» **DATA**:
● ● ● ● ● ● ●

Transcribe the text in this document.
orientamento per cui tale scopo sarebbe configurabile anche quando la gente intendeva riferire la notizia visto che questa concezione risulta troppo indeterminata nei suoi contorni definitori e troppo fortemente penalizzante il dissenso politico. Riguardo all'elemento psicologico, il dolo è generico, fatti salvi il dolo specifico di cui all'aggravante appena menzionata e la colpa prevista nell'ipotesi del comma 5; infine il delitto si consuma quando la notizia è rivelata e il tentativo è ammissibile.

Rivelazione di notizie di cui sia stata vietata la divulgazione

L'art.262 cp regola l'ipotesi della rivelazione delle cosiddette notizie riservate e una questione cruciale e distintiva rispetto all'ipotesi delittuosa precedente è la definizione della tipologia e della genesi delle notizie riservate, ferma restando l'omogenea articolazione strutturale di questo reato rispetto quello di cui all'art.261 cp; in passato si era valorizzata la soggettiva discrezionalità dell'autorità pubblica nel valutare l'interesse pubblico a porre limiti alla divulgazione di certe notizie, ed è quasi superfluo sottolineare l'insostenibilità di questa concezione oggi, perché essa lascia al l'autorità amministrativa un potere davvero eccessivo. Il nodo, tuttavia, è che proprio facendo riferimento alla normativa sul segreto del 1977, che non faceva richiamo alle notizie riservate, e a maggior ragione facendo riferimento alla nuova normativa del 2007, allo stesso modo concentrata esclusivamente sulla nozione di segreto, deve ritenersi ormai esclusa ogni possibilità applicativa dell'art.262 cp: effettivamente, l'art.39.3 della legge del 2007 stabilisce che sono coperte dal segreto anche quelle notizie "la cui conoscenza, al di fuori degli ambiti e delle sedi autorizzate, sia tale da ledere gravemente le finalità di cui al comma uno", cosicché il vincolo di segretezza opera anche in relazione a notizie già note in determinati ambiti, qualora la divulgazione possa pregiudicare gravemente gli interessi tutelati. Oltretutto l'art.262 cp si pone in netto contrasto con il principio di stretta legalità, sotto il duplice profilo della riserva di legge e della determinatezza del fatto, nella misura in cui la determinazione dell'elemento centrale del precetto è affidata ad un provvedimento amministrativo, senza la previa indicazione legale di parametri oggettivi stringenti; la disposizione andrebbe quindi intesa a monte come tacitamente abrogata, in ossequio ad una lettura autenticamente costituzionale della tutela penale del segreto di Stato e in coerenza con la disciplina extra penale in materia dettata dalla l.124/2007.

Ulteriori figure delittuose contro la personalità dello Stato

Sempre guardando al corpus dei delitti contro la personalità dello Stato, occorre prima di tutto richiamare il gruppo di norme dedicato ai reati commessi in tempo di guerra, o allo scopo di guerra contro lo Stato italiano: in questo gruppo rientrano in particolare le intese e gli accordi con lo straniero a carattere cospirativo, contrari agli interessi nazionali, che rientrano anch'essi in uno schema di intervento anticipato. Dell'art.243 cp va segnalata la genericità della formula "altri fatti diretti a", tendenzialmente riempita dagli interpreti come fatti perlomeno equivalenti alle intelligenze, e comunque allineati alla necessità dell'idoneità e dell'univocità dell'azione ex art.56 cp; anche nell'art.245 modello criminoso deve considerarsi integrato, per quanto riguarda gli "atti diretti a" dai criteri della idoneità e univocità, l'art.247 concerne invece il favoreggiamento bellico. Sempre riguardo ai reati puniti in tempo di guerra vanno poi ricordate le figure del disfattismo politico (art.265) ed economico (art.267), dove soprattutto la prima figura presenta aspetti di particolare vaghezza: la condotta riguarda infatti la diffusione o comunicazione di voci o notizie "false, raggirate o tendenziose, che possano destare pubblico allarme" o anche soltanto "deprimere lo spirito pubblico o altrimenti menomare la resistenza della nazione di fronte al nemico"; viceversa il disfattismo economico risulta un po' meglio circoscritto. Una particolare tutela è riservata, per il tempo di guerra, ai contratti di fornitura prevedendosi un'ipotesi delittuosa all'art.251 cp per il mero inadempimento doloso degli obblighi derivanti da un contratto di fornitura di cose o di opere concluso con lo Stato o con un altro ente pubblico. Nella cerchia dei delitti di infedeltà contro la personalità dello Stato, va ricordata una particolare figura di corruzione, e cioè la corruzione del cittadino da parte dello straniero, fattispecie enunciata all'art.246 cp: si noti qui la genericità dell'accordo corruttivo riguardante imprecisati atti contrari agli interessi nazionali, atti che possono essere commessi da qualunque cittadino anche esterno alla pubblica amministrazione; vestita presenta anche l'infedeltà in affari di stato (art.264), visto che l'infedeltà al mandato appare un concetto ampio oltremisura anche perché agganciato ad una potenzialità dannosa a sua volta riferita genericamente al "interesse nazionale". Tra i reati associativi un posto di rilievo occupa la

● ● ● ● ● ● ●

» **WHAT IS NEEDED**:
Print all of the lines above so that each one matches its original exactly.

» **TASK RESULT**:
Transcribe the text in this document.
orientamento per cui tale scopo sarebbe configurabile anche quando la gente intendeva riferire la notizia visto che questa concezione risulta troppo indeterminata nei suoi contorni definitori e troppo fortemente penalizzante il dissenso politico. Riguardo all'elemento psicologico, il dolo è generico, fatti salvi il dolo specifico di cui all'aggravante appena menzionata e la colpa prevista nell'ipotesi del comma 5; infine il delitto si consuma quando la notizia è rivelata e il tentativo è ammissibile.

Rivelazione di notizie di cui sia stata vietata la divulgazione

L'art.262 cp regola l'ipotesi della rivelazione delle cosiddette notizie riservate e una questione cruciale e distintiva rispetto all'ipotesi delittuosa precedente è la definizione della tipologia e della genesi delle notizie riservate, ferma restando l'omogenea articolazione strutturale di questo reato rispetto quello di cui all'art.261 cp; in passato si era valorizzata la soggettiva discrezionalità dell'autorità pubblica nel valutare l'interesse pubblico a porre limiti alla divulgazione di certe notizie, ed è quasi superfluo sottolineare l'insostenibilità di questa concezione oggi, perché essa lascia al l'autorità amministrativa un potere davvero eccessivo. Il nodo, tuttavia, è che proprio facendo riferimento alla normativa sul segreto del 1977, che non faceva richiamo alle notizie riservate, e a maggior ragione facendo riferimento alla nuova normativa del 2007, allo stesso modo concentrata esclusivamente sulla nozione di segreto, deve ritenersi ormai esclusa ogni possibilità applicativa dell'art.262 cp: effettivamente, l'art.39.3 della legge del 2007 stabilisce che sono coperte dal segreto anche quelle notizie "la cui conoscenza, al di fuori degli ambiti e delle sedi autorizzate, sia tale da ledere gravemente le finalità di cui al comma uno", cosicché il vincolo di segretezza opera anche in relazione a notizie già note in determinati ambiti, qualora la divulgazione possa pregiudicare gravemente gli interessi tutelati. Oltretutto l'art.262 cp si pone in netto contrasto con il principio di stretta legalità, sotto il duplice profilo della riserva di legge e della determinatezza del fatto, nella misura in cui la determinazione dell'elemento centrale del precetto è affidata ad un provvedimento amministrativo, senza la previa indicazione legale di parametri oggettivi stringenti; la disposizione andrebbe quindi intesa a monte come tacitamente abrogata, in ossequio ad una lettura autenticamente costituzionale della tutela penale del segreto di Stato e in coerenza con la disciplina extra penale in materia dettata dalla l.124/2007.

Ulteriori figure delittuose contro la personalità dello Stato

Sempre guardando al corpus dei delitti contro la personalità dello Stato, occorre prima di tutto richiamare il gruppo di norme dedicato ai reati commessi in tempo di guerra, o allo scopo di guerra contro lo Stato italiano: in questo gruppo rientrano in particolare le intese e gli accordi con lo straniero a carattere cospirativo, contrari agli interessi nazionali, che rientrano anch'essi in uno schema di intervento anticipato. Dell'art.243 cp va segnalata la genericità della formula "altri fatti diretti a", tendenzialmente riempita dagli interpreti come fatti perlomeno equivalenti alle intelligenze, e comunque allineati alla necessità dell'idoneità e dell'univocità dell'azione ex art.56 cp; anche nell'art.245 modello criminoso deve considerarsi integrato, per quanto riguarda gli "atti diretti a" dai criteri della idoneità e univocità, l'art.247 concerne invece il favoreggiamento bellico. Sempre riguardo ai reati puniti in tempo di guerra vanno poi ricordate le figure del disfattismo politico (art.265) ed economico (art.267), dove soprattutto la prima figura presenta aspetti di particolare vaghezza: la condotta riguarda infatti la diffusione o comunicazione di voci o notizie "false, raggirate o tendenziose, che possano destare pubblico allarme" o anche soltanto "deprimere lo spirito pubblico o altrimenti menomare la resistenza della nazione di fronte al nemico"; viceversa il disfattismo economico risulta un po' meglio circoscritto. Una particolare tutela è riservata, per il tempo di guerra, ai contratti di fornitura prevedendosi un'ipotesi delittuosa all'art.251 cp per il mero inadempimento doloso degli obblighi derivanti da un contratto di fornitura di cose o di opere concluso con lo Stato o con un altro ente pubblico. Nella cerchia dei delitti di infedeltà contro la personalità dello Stato, va ricordata una particolare figura di corruzione, e cioè la corruzione del cittadino da parte dello straniero, fattispecie enunciata all'art.246 cp: si noti qui la genericità dell'accordo corruttivo riguardante imprecisati atti contrari agli interessi nazionali, atti che possono essere commessi da qualunque cittadino anche esterno alla pubblica amministrazione; vestita presenta anche l'infedeltà in affari di stato (art.264), visto che l'infedeltà al mandato appare un concetto ampio oltremisura anche perché agganciato ad una potenzialità dannosa a sua volta riferita genericamente al "interesse nazionale". Tra i reati associativi un posto di rilievo occupa la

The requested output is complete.